= Stated exercise =
Copy every line of the data below word for word, changing nothing.

= Records provided =
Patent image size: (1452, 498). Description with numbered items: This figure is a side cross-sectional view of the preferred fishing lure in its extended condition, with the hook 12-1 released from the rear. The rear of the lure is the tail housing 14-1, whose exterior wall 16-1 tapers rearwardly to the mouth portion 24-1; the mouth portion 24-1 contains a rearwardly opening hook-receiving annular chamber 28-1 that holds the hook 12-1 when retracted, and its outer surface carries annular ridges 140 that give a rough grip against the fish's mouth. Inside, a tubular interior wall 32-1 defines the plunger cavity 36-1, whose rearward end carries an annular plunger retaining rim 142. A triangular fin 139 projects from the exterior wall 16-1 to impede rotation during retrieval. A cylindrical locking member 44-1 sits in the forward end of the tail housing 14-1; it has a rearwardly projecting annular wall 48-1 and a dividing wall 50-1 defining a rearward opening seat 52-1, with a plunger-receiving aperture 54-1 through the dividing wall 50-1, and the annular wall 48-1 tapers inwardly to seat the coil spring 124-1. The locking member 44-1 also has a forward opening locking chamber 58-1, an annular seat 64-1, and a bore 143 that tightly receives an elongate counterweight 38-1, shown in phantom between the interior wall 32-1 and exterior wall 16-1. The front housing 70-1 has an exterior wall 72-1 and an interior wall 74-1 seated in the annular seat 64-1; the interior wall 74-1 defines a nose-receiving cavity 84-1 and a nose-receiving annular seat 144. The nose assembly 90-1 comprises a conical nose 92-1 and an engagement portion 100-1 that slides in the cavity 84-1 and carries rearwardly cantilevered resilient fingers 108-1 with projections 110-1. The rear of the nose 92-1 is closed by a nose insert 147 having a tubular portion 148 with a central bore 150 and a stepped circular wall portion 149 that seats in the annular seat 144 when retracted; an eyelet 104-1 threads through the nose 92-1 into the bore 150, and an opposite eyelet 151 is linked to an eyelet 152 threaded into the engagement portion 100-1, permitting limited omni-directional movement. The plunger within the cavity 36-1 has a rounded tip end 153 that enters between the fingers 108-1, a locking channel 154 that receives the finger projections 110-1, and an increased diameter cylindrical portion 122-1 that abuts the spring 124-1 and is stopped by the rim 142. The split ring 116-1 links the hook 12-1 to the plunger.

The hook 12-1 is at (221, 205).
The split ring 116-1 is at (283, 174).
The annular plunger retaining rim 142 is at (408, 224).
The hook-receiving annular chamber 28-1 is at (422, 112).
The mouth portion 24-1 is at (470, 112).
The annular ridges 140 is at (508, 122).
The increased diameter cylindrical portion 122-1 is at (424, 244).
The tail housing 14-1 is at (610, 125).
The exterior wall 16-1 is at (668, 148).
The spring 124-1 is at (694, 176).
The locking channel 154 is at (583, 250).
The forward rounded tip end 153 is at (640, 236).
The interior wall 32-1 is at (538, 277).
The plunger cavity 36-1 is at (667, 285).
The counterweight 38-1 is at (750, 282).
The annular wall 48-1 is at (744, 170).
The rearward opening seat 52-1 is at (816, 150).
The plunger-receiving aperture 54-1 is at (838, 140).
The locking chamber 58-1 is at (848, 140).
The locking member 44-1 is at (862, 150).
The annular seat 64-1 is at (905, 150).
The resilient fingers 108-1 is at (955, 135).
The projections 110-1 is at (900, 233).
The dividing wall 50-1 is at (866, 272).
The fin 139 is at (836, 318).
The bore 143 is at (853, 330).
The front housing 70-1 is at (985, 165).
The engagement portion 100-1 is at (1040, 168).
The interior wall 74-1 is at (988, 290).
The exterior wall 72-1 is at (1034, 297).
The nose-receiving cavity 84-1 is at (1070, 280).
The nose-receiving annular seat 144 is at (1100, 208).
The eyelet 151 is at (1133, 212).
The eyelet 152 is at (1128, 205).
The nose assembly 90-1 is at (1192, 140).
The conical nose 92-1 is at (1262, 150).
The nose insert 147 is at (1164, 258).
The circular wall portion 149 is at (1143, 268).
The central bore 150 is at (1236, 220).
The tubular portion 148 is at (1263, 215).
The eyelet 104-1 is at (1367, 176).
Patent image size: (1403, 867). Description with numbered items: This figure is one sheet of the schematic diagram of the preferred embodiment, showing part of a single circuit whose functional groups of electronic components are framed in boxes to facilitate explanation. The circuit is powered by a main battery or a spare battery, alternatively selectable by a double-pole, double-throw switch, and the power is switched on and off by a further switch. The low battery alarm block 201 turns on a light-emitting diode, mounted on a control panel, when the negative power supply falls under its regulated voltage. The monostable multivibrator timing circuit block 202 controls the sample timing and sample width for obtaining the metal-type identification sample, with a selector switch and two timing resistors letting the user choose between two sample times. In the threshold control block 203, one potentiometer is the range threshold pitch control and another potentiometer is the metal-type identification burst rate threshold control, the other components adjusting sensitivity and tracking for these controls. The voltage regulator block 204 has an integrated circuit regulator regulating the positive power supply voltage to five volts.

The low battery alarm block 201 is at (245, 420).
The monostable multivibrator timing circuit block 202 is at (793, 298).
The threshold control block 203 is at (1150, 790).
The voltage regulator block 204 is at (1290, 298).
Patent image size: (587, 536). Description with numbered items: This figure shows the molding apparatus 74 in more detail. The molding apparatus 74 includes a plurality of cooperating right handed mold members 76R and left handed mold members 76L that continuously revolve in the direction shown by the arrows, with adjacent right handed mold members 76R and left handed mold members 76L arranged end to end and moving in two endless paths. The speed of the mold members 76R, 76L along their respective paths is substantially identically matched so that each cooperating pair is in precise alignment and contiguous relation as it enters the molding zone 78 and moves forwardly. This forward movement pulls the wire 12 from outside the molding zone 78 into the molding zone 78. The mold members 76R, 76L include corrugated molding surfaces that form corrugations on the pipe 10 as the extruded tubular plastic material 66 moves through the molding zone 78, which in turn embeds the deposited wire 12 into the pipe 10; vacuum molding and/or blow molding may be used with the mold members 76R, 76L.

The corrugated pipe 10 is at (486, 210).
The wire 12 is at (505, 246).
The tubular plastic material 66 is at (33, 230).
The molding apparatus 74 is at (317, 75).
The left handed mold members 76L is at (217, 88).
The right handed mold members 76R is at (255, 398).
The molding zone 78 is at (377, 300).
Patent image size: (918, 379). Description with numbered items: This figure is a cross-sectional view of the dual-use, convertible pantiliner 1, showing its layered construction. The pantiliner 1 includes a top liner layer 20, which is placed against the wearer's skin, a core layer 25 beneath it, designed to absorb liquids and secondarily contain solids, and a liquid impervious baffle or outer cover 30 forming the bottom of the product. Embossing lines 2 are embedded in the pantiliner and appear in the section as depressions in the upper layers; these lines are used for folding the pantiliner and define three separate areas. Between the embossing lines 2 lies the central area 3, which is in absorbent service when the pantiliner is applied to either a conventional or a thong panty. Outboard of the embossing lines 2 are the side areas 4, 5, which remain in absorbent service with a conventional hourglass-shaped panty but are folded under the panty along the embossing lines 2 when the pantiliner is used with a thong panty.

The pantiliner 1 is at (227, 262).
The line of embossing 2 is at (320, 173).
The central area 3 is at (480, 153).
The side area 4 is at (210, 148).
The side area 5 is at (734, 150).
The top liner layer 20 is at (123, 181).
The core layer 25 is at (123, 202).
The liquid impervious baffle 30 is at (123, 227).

= Expected output =
Patent image size: (1452, 498). Description with numbered items: This figure is a side cross-sectional view of the preferred fishing lure in its extended condition, with the hook 12-1 released from the rear. The rear of the lure is the tail housing 14-1, whose exterior wall 16-1 tapers rearwardly to the mouth portion 24-1; the mouth portion 24-1 contains a rearwardly opening hook-receiving annular chamber 28-1 that holds the hook 12-1 when retracted, and its outer surface carries annular ridges 140 that give a rough grip against the fish's mouth. Inside, a tubular interior wall 32-1 defines the plunger cavity 36-1, whose rearward end carries an annular plunger retaining rim 142. A triangular fin 139 projects from the exterior wall 16-1 to impede rotation during retrieval. A cylindrical locking member 44-1 sits in the forward end of the tail housing 14-1; it has a rearwardly projecting annular wall 48-1 and a dividing wall 50-1 defining a rearward opening seat 52-1, with a plunger-receiving aperture 54-1 through the dividing wall 50-1, and the annular wall 48-1 tapers inwardly to seat the coil spring 124-1. The locking member 44-1 also has a forward opening locking chamber 58-1, an annular seat 64-1, and a bore 143 that tightly receives an elongate counterweight 38-1, shown in phantom between the interior wall 32-1 and exterior wall 16-1. The front housing 70-1 has an exterior wall 72-1 and an interior wall 74-1 seated in the annular seat 64-1; the interior wall 74-1 defines a nose-receiving cavity 84-1 and a nose-receiving annular seat 144. The nose assembly 90-1 comprises a conical nose 92-1 and an engagement portion 100-1 that slides in the cavity 84-1 and carries rearwardly cantilevered resilient fingers 108-1 with projections 110-1. The rear of the nose 92-1 is closed by a nose insert 147 having a tubular portion 148 with a central bore 150 and a stepped circular wall portion 149 that seats in the annular seat 144 when retracted; an eyelet 104-1 threads through the nose 92-1 into the bore 150, and an opposite eyelet 151 is linked to an eyelet 152 threaded into the engagement portion 100-1, permitting limited omni-directional movement. The plunger within the cavity 36-1 has a rounded tip end 153 that enters between the fingers 108-1, a locking channel 154 that receives the finger projections 110-1, and an increased diameter cylindrical portion 122-1 that abuts the spring 124-1 and is stopped by the rim 142. The split ring 116-1 links the hook 12-1 to the plunger.

The hook 12-1 is at (221, 205).
The split ring 116-1 is at (283, 174).
The annular plunger retaining rim 142 is at (408, 224).
The hook-receiving annular chamber 28-1 is at (422, 112).
The mouth portion 24-1 is at (470, 112).
The annular ridges 140 is at (508, 122).
The increased diameter cylindrical portion 122-1 is at (424, 244).
The tail housing 14-1 is at (610, 125).
The exterior wall 16-1 is at (668, 148).
The spring 124-1 is at (694, 176).
The locking channel 154 is at (583, 250).
The forward rounded tip end 153 is at (640, 236).
The interior wall 32-1 is at (538, 277).
The plunger cavity 36-1 is at (667, 285).
The counterweight 38-1 is at (750, 282).
The annular wall 48-1 is at (744, 170).
The rearward opening seat 52-1 is at (816, 150).
The plunger-receiving aperture 54-1 is at (838, 140).
The locking chamber 58-1 is at (848, 140).
The locking member 44-1 is at (862, 150).
The annular seat 64-1 is at (905, 150).
The resilient fingers 108-1 is at (955, 135).
The projections 110-1 is at (900, 233).
The dividing wall 50-1 is at (866, 272).
The fin 139 is at (836, 318).
The bore 143 is at (853, 330).
The front housing 70-1 is at (985, 165).
The engagement portion 100-1 is at (1040, 168).
The interior wall 74-1 is at (988, 290).
The exterior wall 72-1 is at (1034, 297).
The nose-receiving cavity 84-1 is at (1070, 280).
The nose-receiving annular seat 144 is at (1100, 208).
The eyelet 151 is at (1133, 212).
The eyelet 152 is at (1128, 205).
The nose assembly 90-1 is at (1192, 140).
The conical nose 92-1 is at (1262, 150).
The nose insert 147 is at (1164, 258).
The circular wall portion 149 is at (1143, 268).
The central bore 150 is at (1236, 220).
The tubular portion 148 is at (1263, 215).
The eyelet 104-1 is at (1367, 176).
Patent image size: (1403, 867). Description with numbered items: This figure is one sheet of the schematic diagram of the preferred embodiment, showing part of a single circuit whose functional groups of electronic components are framed in boxes to facilitate explanation. The circuit is powered by a main battery or a spare battery, alternatively selectable by a double-pole, double-throw switch, and the power is switched on and off by a further switch. The low battery alarm block 201 turns on a light-emitting diode, mounted on a control panel, when the negative power supply falls under its regulated voltage. The monostable multivibrator timing circuit block 202 controls the sample timing and sample width for obtaining the metal-type identification sample, with a selector switch and two timing resistors letting the user choose between two sample times. In the threshold control block 203, one potentiometer is the range threshold pitch control and another potentiometer is the metal-type identification burst rate threshold control, the other components adjusting sensitivity and tracking for these controls. The voltage regulator block 204 has an integrated circuit regulator regulating the positive power supply voltage to five volts.

The low battery alarm block 201 is at (245, 420).
The monostable multivibrator timing circuit block 202 is at (793, 298).
The threshold control block 203 is at (1150, 790).
The voltage regulator block 204 is at (1290, 298).
Patent image size: (587, 536). Description with numbered items: This figure shows the molding apparatus 74 in more detail. The molding apparatus 74 includes a plurality of cooperating right handed mold members 76R and left handed mold members 76L that continuously revolve in the direction shown by the arrows, with adjacent right handed mold members 76R and left handed mold members 76L arranged end to end and moving in two endless paths. The speed of the mold members 76R, 76L along their respective paths is substantially identically matched so that each cooperating pair is in precise alignment and contiguous relation as it enters the molding zone 78 and moves forwardly. This forward movement pulls the wire 12 from outside the molding zone 78 into the molding zone 78. The mold members 76R, 76L include corrugated molding surfaces that form corrugations on the pipe 10 as the extruded tubular plastic material 66 moves through the molding zone 78, which in turn embeds the deposited wire 12 into the pipe 10; vacuum molding and/or blow molding may be used with the mold members 76R, 76L.

The corrugated pipe 10 is at (486, 210).
The wire 12 is at (505, 246).
The tubular plastic material 66 is at (33, 230).
The molding apparatus 74 is at (317, 75).
The left handed mold members 76L is at (217, 88).
The right handed mold members 76R is at (255, 398).
The molding zone 78 is at (377, 300).
Patent image size: (918, 379). Description with numbered items: This figure is a cross-sectional view of the dual-use, convertible pantiliner 1, showing its layered construction. The pantiliner 1 includes a top liner layer 20, which is placed against the wearer's skin, a core layer 25 beneath it, designed to absorb liquids and secondarily contain solids, and a liquid impervious baffle or outer cover 30 forming the bottom of the product. Embossing lines 2 are embedded in the pantiliner and appear in the section as depressions in the upper layers; these lines are used for folding the pantiliner and define three separate areas. Between the embossing lines 2 lies the central area 3, which is in absorbent service when the pantiliner is applied to either a conventional or a thong panty. Outboard of the embossing lines 2 are the side areas 4, 5, which remain in absorbent service with a conventional hourglass-shaped panty but are folded under the panty along the embossing lines 2 when the pantiliner is used with a thong panty.

The pantiliner 1 is at (227, 262).
The line of embossing 2 is at (320, 173).
The central area 3 is at (480, 153).
The side area 4 is at (210, 148).
The side area 5 is at (734, 150).
The top liner layer 20 is at (123, 181).
The core layer 25 is at (123, 202).
The liquid impervious baffle 30 is at (123, 227).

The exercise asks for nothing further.